What is needed:
Copy every line of the data that includes the string "once".

*** Records for this exercise ***

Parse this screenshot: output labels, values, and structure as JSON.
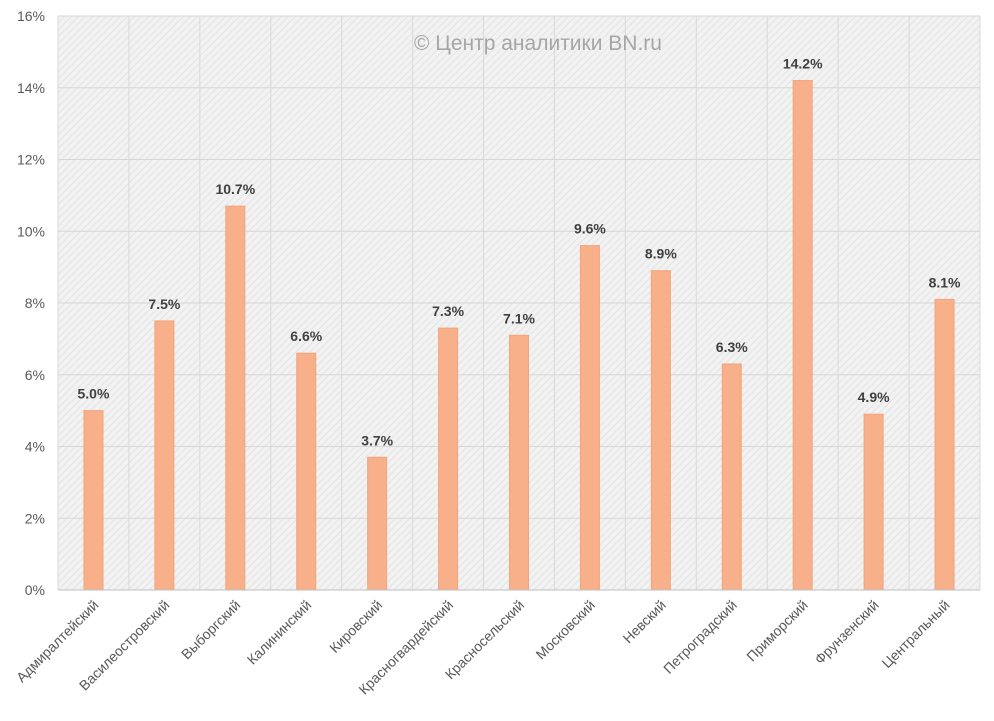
{
  "colors": {
    "bar": "#f7b08a",
    "bar_stroke": "#f3a47a",
    "plot_background": "#f2f2f2",
    "gridline": "#d6d6d6"
  },
  "chart_data": {
    "type": "bar",
    "watermark": "© Центр аналитики BN.ru",
    "title": "",
    "xlabel": "",
    "ylabel": "",
    "categories": [
      "Адмиралтейский",
      "Василеостровский",
      "Выборгский",
      "Калининский",
      "Кировский",
      "Красногвардейский",
      "Красносельский",
      "Московский",
      "Невский",
      "Петроградский",
      "Приморский",
      "Фрунзенский",
      "Центральный"
    ],
    "values": [
      5.0,
      7.5,
      10.7,
      6.6,
      3.7,
      7.3,
      7.1,
      9.6,
      8.9,
      6.3,
      14.2,
      4.9,
      8.1
    ],
    "data_labels": [
      "5.0%",
      "7.5%",
      "10.7%",
      "6.6%",
      "3.7%",
      "7.3%",
      "7.1%",
      "9.6%",
      "8.9%",
      "6.3%",
      "14.2%",
      "4.9%",
      "8.1%"
    ],
    "ylim": [
      0,
      16
    ],
    "yticks": [
      0,
      2,
      4,
      6,
      8,
      10,
      12,
      14,
      16
    ],
    "ytick_labels": [
      "0%",
      "2%",
      "4%",
      "6%",
      "8%",
      "10%",
      "12%",
      "14%",
      "16%"
    ],
    "grid": true,
    "legend": "none"
  }
}
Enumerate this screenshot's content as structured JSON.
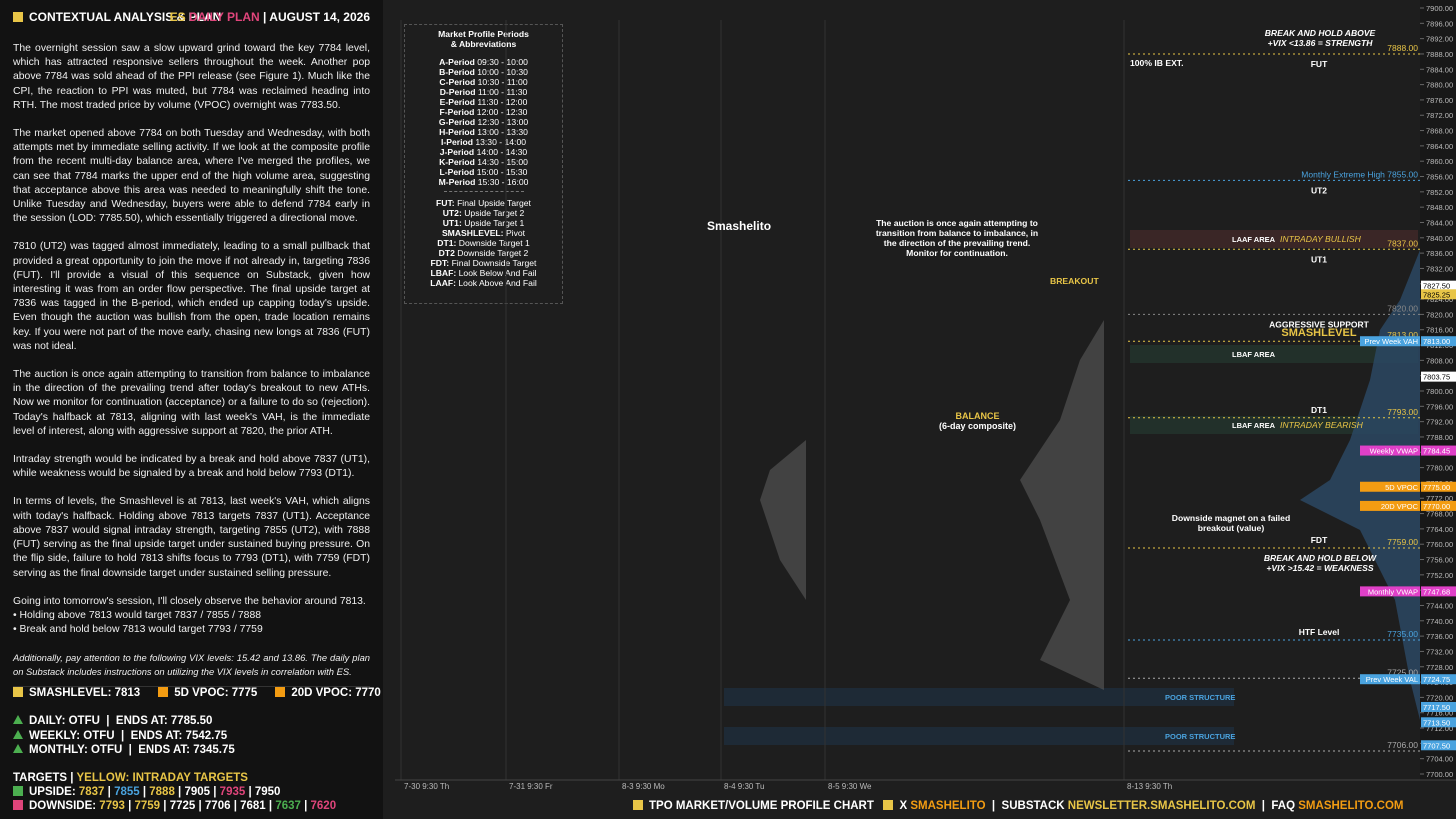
{
  "header": {
    "title": "CONTEXTUAL ANALYSIS & PLAN",
    "plan_prefix": "ES",
    "plan_name": "DAILY PLAN",
    "date": "AUGUST 14, 2026"
  },
  "paragraphs": [
    "The overnight session saw a slow upward grind toward the key 7784 level, which has attracted responsive sellers throughout the week. Another pop above 7784 was sold ahead of the PPI release (see Figure 1). Much like the CPI, the reaction to PPI was muted, but 7784 was reclaimed heading into RTH. The most traded price by volume (VPOC) overnight was 7783.50.",
    "The market opened above 7784 on both Tuesday and Wednesday, with both attempts met by immediate selling activity. If we look at the composite profile from the recent multi-day balance area, where I've merged the profiles, we can see that 7784 marks the upper end of the high volume area, suggesting that acceptance above this area was needed to meaningfully shift the tone. Unlike Tuesday and Wednesday, buyers were able to defend 7784 early in the session (LOD: 7785.50), which essentially triggered a directional move.",
    "7810 (UT2) was tagged almost immediately, leading to a small pullback that provided a great opportunity to join the move if not already in, targeting 7836 (FUT). I'll provide a visual of this sequence on Substack, given how interesting it was from an order flow perspective. The final upside target at 7836 was tagged in the B-period, which ended up capping today's upside. Even though the auction was bullish from the open, trade location remains key. If you were not part of the move early, chasing new longs at 7836 (FUT) was not ideal.",
    "The auction is once again attempting to transition from balance to imbalance in the direction of the prevailing trend after today's breakout to new ATHs. Now we monitor for continuation (acceptance) or a failure to do so (rejection). Today's halfback at 7813, aligning with last week's VAH, is the immediate level of interest, along with aggressive support at 7820, the prior ATH.",
    "Intraday strength would be indicated by a break and hold above 7837 (UT1), while weakness would be signaled by a break and hold below 7793 (DT1).",
    "In terms of levels, the Smashlevel is at 7813, last week's VAH, which aligns with today's halfback. Holding above 7813 targets 7837 (UT1). Acceptance above 7837 would signal intraday strength, targeting 7855 (UT2), with 7888 (FUT) serving as the final upside target under sustained buying pressure. On the flip side, failure to hold 7813 shifts focus to 7793 (DT1), with 7759 (FDT) serving as the final downside target under sustained selling pressure.",
    "Going into tomorrow's session, I'll closely observe the behavior around 7813.\n• Holding above 7813 would target 7837 / 7855 / 7888\n• Break and hold below 7813 would target 7793 / 7759",
    "Additionally, pay attention to the following VIX levels: 15.42 and 13.86. The daily plan on Substack includes instructions on utilizing the VIX levels in correlation with ES."
  ],
  "key_levels": [
    {
      "text": "SMASHLEVEL: 7813",
      "color": "#e8c547"
    },
    {
      "text": "5D VPOC: 7775",
      "color": "#f39c12"
    },
    {
      "text": "20D VPOC: 7770",
      "color": "#f39c12"
    }
  ],
  "status": [
    "DAILY: OTFU  |  ENDS AT: 7785.50",
    "WEEKLY: OTFU  |  ENDS AT: 7542.75",
    "MONTHLY: OTFU  |  ENDS AT: 7345.75"
  ],
  "targets": {
    "title": "TARGETS",
    "title_note": "YELLOW: INTRADAY TARGETS",
    "upside": {
      "label": "UPSIDE:",
      "items": [
        {
          "text": "7837",
          "color": "#e8c547"
        },
        {
          "text": "7855",
          "color": "#4aa3df"
        },
        {
          "text": "7888",
          "color": "#e8c547"
        },
        {
          "text": "7905",
          "color": "#ffffff"
        },
        {
          "text": "7935",
          "color": "#e0457b"
        },
        {
          "text": "7950",
          "color": "#ffffff"
        }
      ]
    },
    "downside": {
      "label": "DOWNSIDE:",
      "items": [
        {
          "text": "7793",
          "color": "#e8c547"
        },
        {
          "text": "7759",
          "color": "#e8c547"
        },
        {
          "text": "7725",
          "color": "#ffffff"
        },
        {
          "text": "7706",
          "color": "#ffffff"
        },
        {
          "text": "7681",
          "color": "#ffffff"
        },
        {
          "text": "7637",
          "color": "#4caf50"
        },
        {
          "text": "7620",
          "color": "#e0457b"
        }
      ]
    }
  },
  "periods_box": {
    "title": "Market Profile Periods",
    "subtitle": "& Abbreviations",
    "periods": [
      {
        "key": "A-Period",
        "text": "09:30 - 10:00"
      },
      {
        "key": "B-Period",
        "text": "10:00 - 10:30"
      },
      {
        "key": "C-Period",
        "text": "10:30 - 11:00"
      },
      {
        "key": "D-Period",
        "text": "11:00 - 11:30"
      },
      {
        "key": "E-Period",
        "text": "11:30 - 12:00"
      },
      {
        "key": "F-Period",
        "text": "12:00 - 12:30"
      },
      {
        "key": "G-Period",
        "text": "12:30 - 13:00"
      },
      {
        "key": "H-Period",
        "text": "13:00 - 13:30"
      },
      {
        "key": "I-Period",
        "text": "13:30 - 14:00"
      },
      {
        "key": "J-Period",
        "text": "14:00 - 14:30"
      },
      {
        "key": "K-Period",
        "text": "14:30 - 15:00"
      },
      {
        "key": "L-Period",
        "text": "15:00 - 15:30"
      },
      {
        "key": "M-Period",
        "text": "15:30 - 16:00"
      }
    ],
    "abbreviations": [
      {
        "key": "FUT:",
        "text": "Final Upside Target"
      },
      {
        "key": "UT2:",
        "text": "Upside Target 2"
      },
      {
        "key": "UT1:",
        "text": "Upside Target 1"
      },
      {
        "key": "SMASHLEVEL:",
        "text": "Pivot"
      },
      {
        "key": "DT1:",
        "text": "Downside Target 1"
      },
      {
        "key": "DT2",
        "text": "Downside Target 2"
      },
      {
        "key": "FDT:",
        "text": "Final Downside Target"
      },
      {
        "key": "LBAF:",
        "text": "Look Below And Fail"
      },
      {
        "key": "LAAF:",
        "text": "Look Above And Fail"
      }
    ]
  },
  "annotations": {
    "brand": "Smashelito",
    "auction": "The auction is once again attempting to transition from balance to imbalance, in the direction of the prevailing trend. Monitor for continuation.",
    "breakout": "BREAKOUT",
    "balance": "BALANCE",
    "balance_note": "(6-day composite)",
    "magnet": "Downside magnet on a failed breakout (value)",
    "above_title": "BREAK AND HOLD ABOVE",
    "above_note": "+VIX <13.86 = STRENGTH",
    "below_title": "BREAK AND HOLD BELOW",
    "below_note": "+VIX >15.42 = WEAKNESS",
    "ib_ext": "100% IB EXT.",
    "poor_structure": [
      "POOR STRUCTURE",
      "POOR STRUCTURE"
    ],
    "laaf": "LAAF AREA",
    "lbaf": [
      "LBAF AREA",
      "LBAF AREA"
    ],
    "laaf_intraday": "INTRADAY BULLISH",
    "lbaf_intraday": "INTRADAY BEARISH"
  },
  "chart_data": {
    "type": "level-chart",
    "pivot": 7813,
    "ylim": [
      7700,
      7900
    ],
    "yticks": [
      {
        "value": 7900,
        "label": "7900.00"
      },
      {
        "value": 7896,
        "label": "7896.00"
      },
      {
        "value": 7892,
        "label": "7892.00"
      },
      {
        "value": 7888,
        "label": "7888.00"
      },
      {
        "value": 7884,
        "label": "7884.00"
      },
      {
        "value": 7880,
        "label": "7880.00"
      },
      {
        "value": 7876,
        "label": "7876.00"
      },
      {
        "value": 7872,
        "label": "7872.00"
      },
      {
        "value": 7868,
        "label": "7868.00"
      },
      {
        "value": 7864,
        "label": "7864.00"
      },
      {
        "value": 7860,
        "label": "7860.00"
      },
      {
        "value": 7856,
        "label": "7856.00"
      },
      {
        "value": 7852,
        "label": "7852.00"
      },
      {
        "value": 7848,
        "label": "7848.00"
      },
      {
        "value": 7844,
        "label": "7844.00"
      },
      {
        "value": 7840,
        "label": "7840.00"
      },
      {
        "value": 7836,
        "label": "7836.00"
      },
      {
        "value": 7832,
        "label": "7832.00"
      },
      {
        "value": 7828,
        "label": "7828.00"
      },
      {
        "value": 7824,
        "label": "7824.00"
      },
      {
        "value": 7820,
        "label": "7820.00"
      },
      {
        "value": 7816,
        "label": "7816.00"
      },
      {
        "value": 7812,
        "label": "7812.00"
      },
      {
        "value": 7808,
        "label": "7808.00"
      },
      {
        "value": 7804,
        "label": "7804.00"
      },
      {
        "value": 7800,
        "label": "7800.00"
      },
      {
        "value": 7796,
        "label": "7796.00"
      },
      {
        "value": 7792,
        "label": "7792.00"
      },
      {
        "value": 7788,
        "label": "7788.00"
      },
      {
        "value": 7784,
        "label": "7784.00"
      },
      {
        "value": 7780,
        "label": "7780.00"
      },
      {
        "value": 7776,
        "label": "7776.00"
      },
      {
        "value": 7772,
        "label": "7772.00"
      },
      {
        "value": 7768,
        "label": "7768.00"
      },
      {
        "value": 7764,
        "label": "7764.00"
      },
      {
        "value": 7760,
        "label": "7760.00"
      },
      {
        "value": 7756,
        "label": "7756.00"
      },
      {
        "value": 7752,
        "label": "7752.00"
      },
      {
        "value": 7748,
        "label": "7748.00"
      },
      {
        "value": 7744,
        "label": "7744.00"
      },
      {
        "value": 7740,
        "label": "7740.00"
      },
      {
        "value": 7736,
        "label": "7736.00"
      },
      {
        "value": 7732,
        "label": "7732.00"
      },
      {
        "value": 7728,
        "label": "7728.00"
      },
      {
        "value": 7724,
        "label": "7724.00"
      },
      {
        "value": 7720,
        "label": "7720.00"
      },
      {
        "value": 7716,
        "label": "7716.00"
      },
      {
        "value": 7712,
        "label": "7712.00"
      },
      {
        "value": 7708,
        "label": "7708.00"
      },
      {
        "value": 7704,
        "label": "7704.00"
      },
      {
        "value": 7700,
        "label": "7700.00"
      }
    ],
    "levels": [
      {
        "name": "FUT",
        "price": 7888,
        "label": "7888.00",
        "color": "#e8c547"
      },
      {
        "name": "UT2",
        "price": 7855,
        "label": "Monthly Extreme High 7855.00",
        "color": "#4aa3df"
      },
      {
        "name": "UT1",
        "price": 7837,
        "label": "7837.00",
        "color": "#e8c547"
      },
      {
        "name": "AGGRESSIVE SUPPORT",
        "price": 7820,
        "label": "7820.00",
        "color": "#888888"
      },
      {
        "name": "SMASHLEVEL",
        "price": 7813,
        "label": "7813.00",
        "color": "#e8c547"
      },
      {
        "name": "DT1",
        "price": 7793,
        "label": "7793.00",
        "color": "#e8c547"
      },
      {
        "name": "FDT",
        "price": 7759,
        "label": "7759.00",
        "color": "#e8c547"
      },
      {
        "name": "HTF Level",
        "price": 7735,
        "label": "7735.00",
        "color": "#4aa3df"
      },
      {
        "price": 7725,
        "label": "7725.00",
        "color": "#aaaaaa"
      },
      {
        "price": 7706,
        "label": "7706.00",
        "color": "#aaaaaa"
      }
    ],
    "axis_tags": [
      {
        "price": 7827.5,
        "label": "7827.50",
        "color": "#ffffff",
        "name": null
      },
      {
        "price": 7825.25,
        "label": "7825.25",
        "color": "#e8c547",
        "name": null
      },
      {
        "price": 7813,
        "label": "7813.00",
        "color": "#4aa3df",
        "name": "Prev Week VAH"
      },
      {
        "price": 7803.75,
        "label": "7803.75",
        "color": "#ffffff",
        "name": null
      },
      {
        "price": 7784.45,
        "label": "7784.45",
        "color": "#e040c8",
        "name": "Weekly VWAP"
      },
      {
        "price": 7775,
        "label": "7775.00",
        "color": "#f39c12",
        "name": "5D VPOC"
      },
      {
        "price": 7770,
        "label": "7770.00",
        "color": "#f39c12",
        "name": "20D VPOC"
      },
      {
        "price": 7747.68,
        "label": "7747.68",
        "color": "#e040c8",
        "name": "Monthly VWAP"
      },
      {
        "price": 7724.75,
        "label": "7724.75",
        "color": "#4aa3df",
        "name": "Prev Week VAL"
      },
      {
        "price": 7717.5,
        "label": "7717.50",
        "color": "#4aa3df",
        "name": null
      },
      {
        "price": 7713.5,
        "label": "7713.50",
        "color": "#4aa3df",
        "name": null
      },
      {
        "price": 7707.5,
        "label": "7707.50",
        "color": "#4aa3df",
        "name": null
      }
    ],
    "sessions": [
      "7-30  9:30 Th",
      "7-31  9:30 Fr",
      "8-3  9:30 Mo",
      "8-4  9:30 Tu",
      "8-5  9:30 We",
      "8-13  9:30 Th"
    ]
  },
  "footer": {
    "chart": "TPO MARKET/VOLUME PROFILE CHART",
    "x": "X",
    "x_handle": "SMASHELITO",
    "substack": "SUBSTACK",
    "substack_url": "NEWSLETTER.SMASHELITO.COM",
    "faq": "FAQ",
    "faq_url": "SMASHELITO.COM"
  }
}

***

Written solution:
    "The auction is once again attempting to transition from balance to imbalance in the direction of the prevailing trend after today's breakout to new ATHs. Now we monitor for continuation (acceptance) or a failure to do so (rejection). Today's halfback at 7813, aligning with last week's VAH, is the immediate level of interest, along with aggressive support at 7820, the prior ATH.",
    "auction": "The auction is once again attempting to transition from balance to imbalance, in the direction of the prevailing trend. Monitor for continuation.",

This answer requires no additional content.